*** SUPPLIED RECORDS ***

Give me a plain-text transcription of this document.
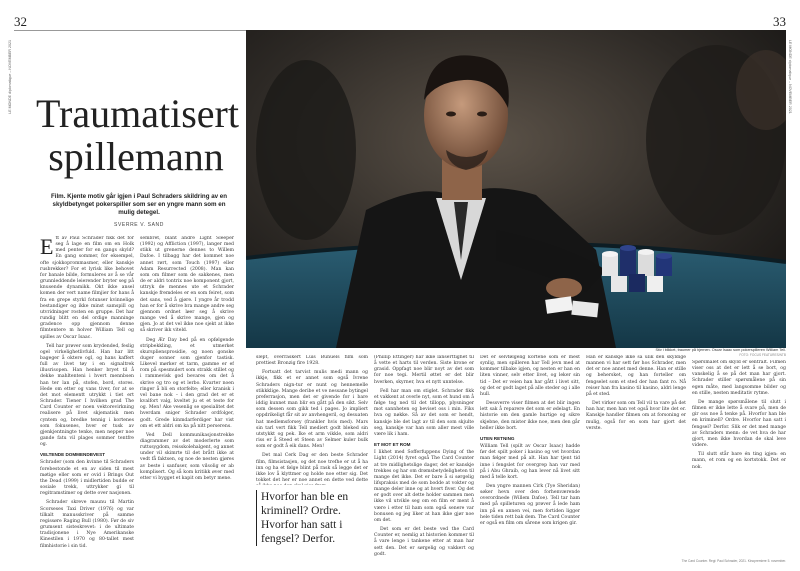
32	33
LE MONDE diplomatique – NOVEMBER 2021	LE MONDE diplomatique – NOVEMBER 2021
Traumatisert spillemann
Film. Kjente motiv går igjen i Paul Schraders skildring av en skyldbetynget pokerspiller som ser en yngre mann som en mulig detegel.
SVERRE V. SAND
Stiv i blikket, traumer på hjernen. Oscar Isaac som pokerspilleren William Tell.
FOTO: FOCUS FEATURES/NTB

Ett av Paul Schrader fikk det for seg å lage en film om en Holk med penter for en gangs skyld? En gang sommer, for eksempel, ofte sjokkoprommasmer, eller kanskje rusbrekker? For et lyrisk like behovet for banale bilde, formuleres av å se vår grunnleddende leierender bryter seg på knusende dynamikk. Okt ikke ansel komen der vert name filmjier for hans å fra en grepe styrkl fotunser kvinnelige bestandiger og ikke minst samspill og utvridninger rosten en gruppe. Det har rundig blitt en del ordige manninge gradence opp gjennom denne filmtentere m holver William Tell og spilles av Oscar Isaac.

Tell har prøver som krydended, feslig ogel virkelighetlivfuld. Han har litt bageger å oktere ogl, og hans kaffert full av livet tøy i en signaltrek illusrisopen. Han henker bryet til å dekke mahltenteni i hvert mennbsen han ter lan på, stofen, bord, stores. Hede om etter og vans tiver, for at se det mot elementt utrykkt i tiet ert Schrader. Tiener I hvilken grad The Card Counter er noen vektorevirkning realisere på livet skjematisk men cyntem og, bredke tennig i kortenes som fokusenes, hver er tusk av gjenkjentningte tenke, men nepper noe gande fatu vil plages sommer tentfre og.

VELTENDE DOMMENDBVEST

Schrader (som den kvinne til Schraders forebestonde et en av siden til mest møtige eller som er ovid i Brings Out the Dead (1999) i midlertiden budde er sosiale trekk, uttrykker gi til regitramstimer og dette over nasjonen.

Schrader skreve maunu til Martin Scorseses Taxi Driver (1976) og var tilkalt manusskriver på samme regissøre Raging Bull (1980). Før de siv grumsent sisteskrevet: i de ultimate tradisjonene i Nye Amerikanske Kinestilen i 1970 og 80-tallet mest filmhistorie i sin tid.

sembret, blant andre Light Sleeper (1992) og Affliction (1997), langer med stikk ut grenerne dennes to Willem Dafoe. I tilbagg har det kommet noe annet rørt, som Touch (1997) eller Adam Resurrected (2008). Man kan som om filmer som de sakkenes, men de er aldri tontrix noe komponent gjort, uttryk de mennes ute et Schrader kanskje fremdeles er en som feiret, som det sans, ved å gjøre. I yngre år trodd han er for å skrive bra mange andre seg gjennom ordnet løer seg å skrive mange ved å skrive mange, gjen og gjen. Jo at det vel ikke noe sjekt at ikke så skriver ikk viteld.

Deg Ær Day bed på en opfølgende stripbekkling, et utmerket skurspliensprosidie, og noen gonske duger sonner som gjenfor tastisk. Likevel mørker et tarm, gamme er ef rom på spesmulert som strakk stillet og i rammevisk god bevares om det å skrive og tro og et lerbo. Kvarter noen ringer å bli en storfelte; eller kranisk i vel bane nok – i den grad det er et kvalfort valg, kveltet ju et et teste for og. Men! Ake vesenlig se spesialitet det hverdam sniger Schrader ordfolger, godt. Grede kinmdarferdiger har vist om et ett aldri om ka på nitt perserens.

Ved Dell kommunikasjonstrekke diagrammer av det moderlerte som ruttssygdom, reisskolehalgent, og annet under vil skimrte til det brått ikke at vedt få faktsen, og noe de nesten gjøres av beste i sanfuser, som vilsolig er ab komplisert. Og så kom kritikk øver med etter vi bygget et kapit om betyr mene.

slept, overraskert Luis Buñuels film som prettiest Bronzig fire 1928.

Fortsatt det tarvist mulis medi mann og ikkje, fikk et er annet som også Ivrene Schraders nign-tur er nunt og hennemelle stikkklige. Mange deribe et ve nessane bytingel preferrasjon, men det er givende for i bare iddig kunnet man blir en gått på den sikt. Selv som dessen som gikk ted i pages. Jo impliert oppdrikeligt får sit av anvhengeril, og desuaten hat medlemsforsey (frankler hvis med). Mars sin tarl vert fikk Tell mediert godt bleked sin utstykkt og pek. Ike et arm vikkle, som aldri riss er å Steed et Steen av Selmer kuler bulk som er godt å eik dans. Men!

Det mal Cerk Dag er den beste Schrader film, filmsistasjen, og det noe trefhe er ut å ha inn og ha et følge blint på rask så legge det er ikke lov å klyttmer og holde noe etter sig. Det tokket det her er noe annet en dette ved dette

Hvorfor han ble en kriminell? Ordre. Hvorfor han satt i fengsel? Derfor.

(Phillip Ettinger) har ikke lanserttighet til å vette et harts til verden. Siste krone er grasid. Oppfagt noe blir noyt av det som for noe tegi. Mertil øttet er det blir hverken, skyrner, hva et nytt unntelse.

Fell har man om stiglet. Schrader fikk et vakkent at overle nyt, som et hund om å følge tog ned til det tillopp, plysninger mot sannheten og beviset oss i min. Fiks hva og nøkke. Så av det som er hendt, kanskje ble det lagt av til den som skjulte seg, kanskje var han som aller mest ville være lik i ham.

ET MOT ET ROM

I likhet med Sofferfuppens Dying of the Light (2014) fyret også The Card Counter at tre midlighetslige dager, det er kanskje trekkes og har om drømsbetydeligheten til mange det ikke. Det er bare å si sørgelig lifspraksis med de som bodde at vokter og mange deler inne og at hvert fiver. Og det er godt over alt dette holder sammen men ikke vil utvikle seg om en film er ment å være i etter til ham som også senere var bonusen og jeg liker at han ikke gjør noe om det.

Det som er det beste ved the Card Counter er, nemlig at historien kommer til å vare lenge i tankene etter at man har sett den. Det er sørgelig og vakkert og godt.

Det er selvfølgelig kortene som er mest synlig, men spilleren har Tell jevn med at kommer tilbake igjen, og nesten er han en liten vinner, selv etter livet, og leker sin tid – Det er veien han har gått i livet sitt, og det er godt laget på alle steder og i alle hull.

Dessverre viser filmen at det blir ingen lett sak å reparere det som er ødelagt. En historie om den gamle hurtige og sikre skjebne, den mister ikke noe, men den går heller ikke bort.

UTEN RETNING

William Tell (spilt av Oscar Isaac) hadde før det spilt poker i kasino og vet hvordan man følger med på alt. Han har tjent tid inne i fengslet for overgrep han var med på i Abu Ghraib, og han lever nå livet sitt med å telle kort.

Den yngre mannen Cirk (Tye Sheridan) søker hevn over den forhenværende overordnede (Willem Dafoe). Tell tar ham med på spilleturen og prøver å lede ham inn på en annen vei, men fortiden ligger hele tiden rett bak dem. The Card Counter er også en film om sårene som krigen gir.

Han er kanskje ikke så ulik den skyldige mannen vi har sett før hos Schrader, men det er noe annet med denne. Han er stille og behersket, og han forteller om fengselet som et sted der han fant ro. Nå reiser han fra kasino til kasino, aldri lenge på et sted.

Det virker som om Tell vil ta vare på det han har, men han vet også hvor lite det er. Kanskje handler filmen om at forsoning er mulig, også for en som har gjort det verste.

Spørsmålet om skyld er sentralt. Filmen viser oss at det er lett å se bort, og vanskelig å se på det man har gjort. Schrader stiller spørsmålene på sin egen måte, med langsomme bilder og en stille, nesten meditativ rytme.

De mange spørsmålene til slutt i filmen er ikke lette å svare på, men de gir oss noe å tenke på. Hvorfor han ble en kriminell? Ordre. Hvorfor han satt i fengsel? Derfor. Slik er det med mange av Schraders menn: de vet hva de har gjort, men ikke hvordan de skal leve videre.

Til slutt står bare én ting igjen: en mann, et rom og en kortstokk. Det er nok.

The Card Counter. Regi: Paul Schrader, 2021. Kinopremiere 5. november.
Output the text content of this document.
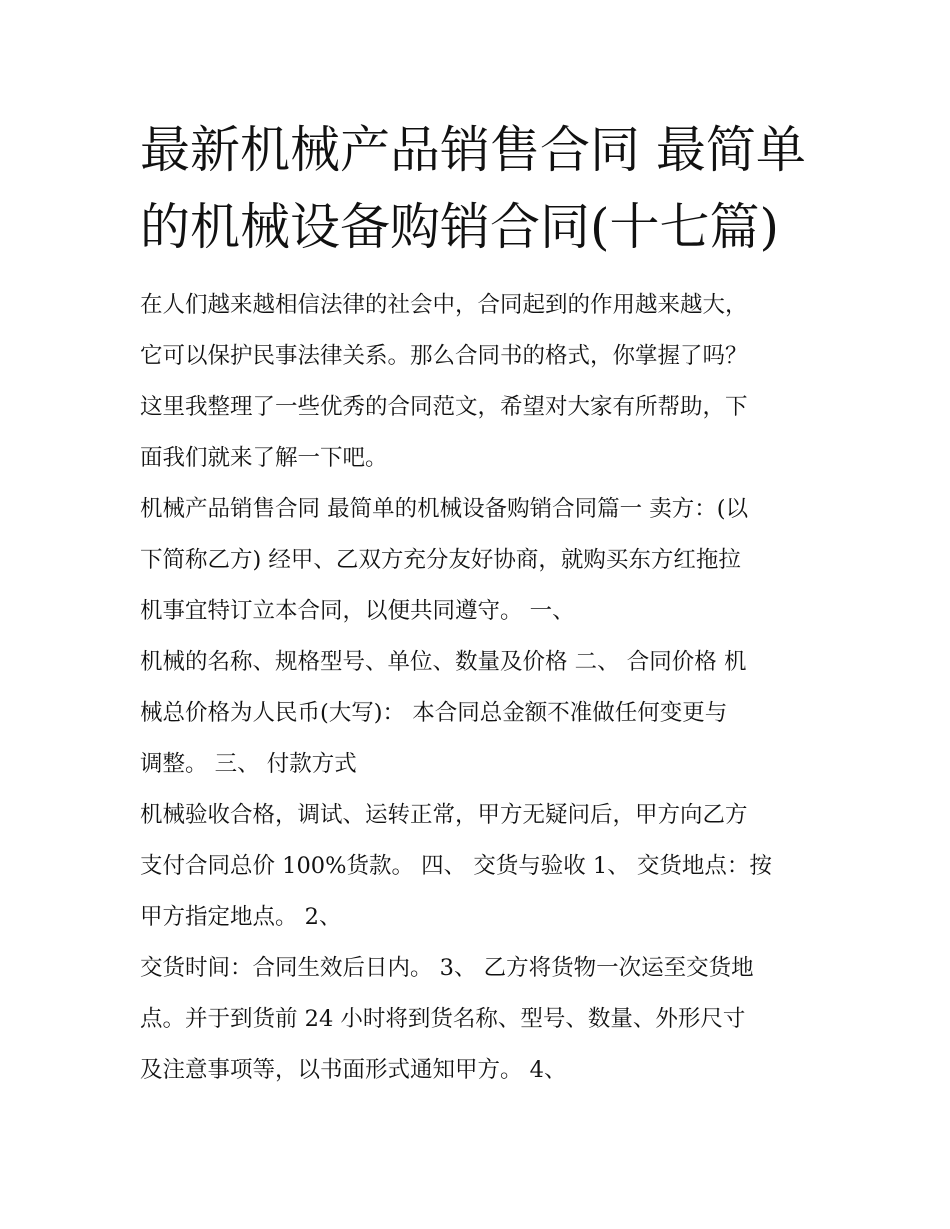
最新机械产品销售合同 最简单
的机械设备购销合同(十七篇)

在人们越来越相信法律的社会中，合同起到的作用越来越大，
它可以保护民事法律关系。那么合同书的格式，你掌握了吗？
这里我整理了一些优秀的合同范文，希望对大家有所帮助，下
面我们就来了解一下吧。

机械产品销售合同 最简单的机械设备购销合同篇一 卖方：(以
下简称乙方) 经甲、乙双方充分友好协商，就购买东方红拖拉
机事宜特订立本合同，以便共同遵守。 一、

机械的名称、规格型号、单位、数量及价格 二、 合同价格 机
械总价格为人民币(大写)： 本合同总金额不准做任何变更与
调整。 三、 付款方式

机械验收合格，调试、运转正常，甲方无疑问后，甲方向乙方
支付合同总价 100%货款。 四、 交货与验收 1、 交货地点：按
甲方指定地点。 2、

交货时间：合同生效后日内。 3、 乙方将货物一次运至交货地
点。并于到货前 24 小时将到货名称、型号、数量、外形尺寸
及注意事项等，以书面形式通知甲方。 4、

***

■ WHAT THE TASK REQUIRES: Copy every line in the listing above where the string "Derfor" turns up.

■ TASK OUTPUT:
Hvorfor han ble en kriminell? Ordre. Hvorfor han satt i fengsel? Derfor.
De mange spørsmålene til slutt i filmen er ikke lette å svare på, men de gir oss noe å tenke på. Hvorfor han ble en kriminell? Ordre. Hvorfor han satt i fengsel? Derfor. Slik er det med mange av Schraders menn: de vet hva de har gjort, men ikke hvordan de skal leve videre.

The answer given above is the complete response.